* [Task description]: Repeat each entry in full, exactly.

Rows from a dataset:
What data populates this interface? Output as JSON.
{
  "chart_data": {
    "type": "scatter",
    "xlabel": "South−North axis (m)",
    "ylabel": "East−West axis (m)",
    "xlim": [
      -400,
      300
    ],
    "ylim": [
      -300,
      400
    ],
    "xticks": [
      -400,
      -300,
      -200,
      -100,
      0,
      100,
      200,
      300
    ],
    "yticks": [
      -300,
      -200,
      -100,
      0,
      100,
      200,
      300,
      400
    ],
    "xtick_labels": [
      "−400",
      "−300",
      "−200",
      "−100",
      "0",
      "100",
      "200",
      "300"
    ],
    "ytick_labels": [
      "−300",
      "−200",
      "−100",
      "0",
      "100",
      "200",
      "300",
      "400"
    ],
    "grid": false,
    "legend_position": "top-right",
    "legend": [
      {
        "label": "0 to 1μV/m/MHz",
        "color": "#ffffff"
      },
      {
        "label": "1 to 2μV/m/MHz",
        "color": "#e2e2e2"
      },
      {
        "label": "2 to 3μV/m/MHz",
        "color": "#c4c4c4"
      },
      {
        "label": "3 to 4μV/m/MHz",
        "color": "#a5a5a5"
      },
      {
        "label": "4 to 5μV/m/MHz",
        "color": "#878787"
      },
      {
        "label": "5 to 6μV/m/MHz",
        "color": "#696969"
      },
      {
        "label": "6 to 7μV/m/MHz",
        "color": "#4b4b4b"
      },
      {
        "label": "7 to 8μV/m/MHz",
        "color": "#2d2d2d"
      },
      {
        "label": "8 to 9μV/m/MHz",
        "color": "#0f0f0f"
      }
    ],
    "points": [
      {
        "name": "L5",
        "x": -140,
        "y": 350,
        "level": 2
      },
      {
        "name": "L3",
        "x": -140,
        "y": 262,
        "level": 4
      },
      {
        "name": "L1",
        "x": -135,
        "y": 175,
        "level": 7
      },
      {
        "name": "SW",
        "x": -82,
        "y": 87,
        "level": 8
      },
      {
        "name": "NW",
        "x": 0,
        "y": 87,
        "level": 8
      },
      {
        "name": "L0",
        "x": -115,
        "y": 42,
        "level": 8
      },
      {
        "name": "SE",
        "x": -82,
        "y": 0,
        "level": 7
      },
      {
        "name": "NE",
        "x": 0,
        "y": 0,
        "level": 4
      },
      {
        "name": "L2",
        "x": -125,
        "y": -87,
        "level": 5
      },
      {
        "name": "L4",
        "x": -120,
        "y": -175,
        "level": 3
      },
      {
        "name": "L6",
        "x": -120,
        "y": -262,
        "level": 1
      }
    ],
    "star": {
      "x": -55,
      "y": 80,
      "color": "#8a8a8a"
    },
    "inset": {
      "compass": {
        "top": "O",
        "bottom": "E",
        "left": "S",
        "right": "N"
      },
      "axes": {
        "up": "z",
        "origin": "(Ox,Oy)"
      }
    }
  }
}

* [Result]:
What data populates this interface? Output as JSON.
{
  "chart_data": {
    "type": "scatter",
    "xlabel": "South−North axis (m)",
    "ylabel": "East−West axis (m)",
    "xlim": [
      -400,
      300
    ],
    "ylim": [
      -300,
      400
    ],
    "xticks": [
      -400,
      -300,
      -200,
      -100,
      0,
      100,
      200,
      300
    ],
    "yticks": [
      -300,
      -200,
      -100,
      0,
      100,
      200,
      300,
      400
    ],
    "xtick_labels": [
      "−400",
      "−300",
      "−200",
      "−100",
      "0",
      "100",
      "200",
      "300"
    ],
    "ytick_labels": [
      "−300",
      "−200",
      "−100",
      "0",
      "100",
      "200",
      "300",
      "400"
    ],
    "grid": false,
    "legend_position": "top-right",
    "legend": [
      {
        "label": "0 to 1μV/m/MHz",
        "color": "#ffffff"
      },
      {
        "label": "1 to 2μV/m/MHz",
        "color": "#e2e2e2"
      },
      {
        "label": "2 to 3μV/m/MHz",
        "color": "#c4c4c4"
      },
      {
        "label": "3 to 4μV/m/MHz",
        "color": "#a5a5a5"
      },
      {
        "label": "4 to 5μV/m/MHz",
        "color": "#878787"
      },
      {
        "label": "5 to 6μV/m/MHz",
        "color": "#696969"
      },
      {
        "label": "6 to 7μV/m/MHz",
        "color": "#4b4b4b"
      },
      {
        "label": "7 to 8μV/m/MHz",
        "color": "#2d2d2d"
      },
      {
        "label": "8 to 9μV/m/MHz",
        "color": "#0f0f0f"
      }
    ],
    "points": [
      {
        "name": "L5",
        "x": -140,
        "y": 350,
        "level": 2
      },
      {
        "name": "L3",
        "x": -140,
        "y": 262,
        "level": 4
      },
      {
        "name": "L1",
        "x": -135,
        "y": 175,
        "level": 7
      },
      {
        "name": "SW",
        "x": -82,
        "y": 87,
        "level": 8
      },
      {
        "name": "NW",
        "x": 0,
        "y": 87,
        "level": 8
      },
      {
        "name": "L0",
        "x": -115,
        "y": 42,
        "level": 8
      },
      {
        "name": "SE",
        "x": -82,
        "y": 0,
        "level": 7
      },
      {
        "name": "NE",
        "x": 0,
        "y": 0,
        "level": 4
      },
      {
        "name": "L2",
        "x": -125,
        "y": -87,
        "level": 5
      },
      {
        "name": "L4",
        "x": -120,
        "y": -175,
        "level": 3
      },
      {
        "name": "L6",
        "x": -120,
        "y": -262,
        "level": 1
      }
    ],
    "star": {
      "x": -55,
      "y": 80,
      "color": "#8a8a8a"
    },
    "inset": {
      "compass": {
        "top": "O",
        "bottom": "E",
        "left": "S",
        "right": "N"
      },
      "axes": {
        "up": "z",
        "origin": "(Ox,Oy)"
      }
    }
  }
}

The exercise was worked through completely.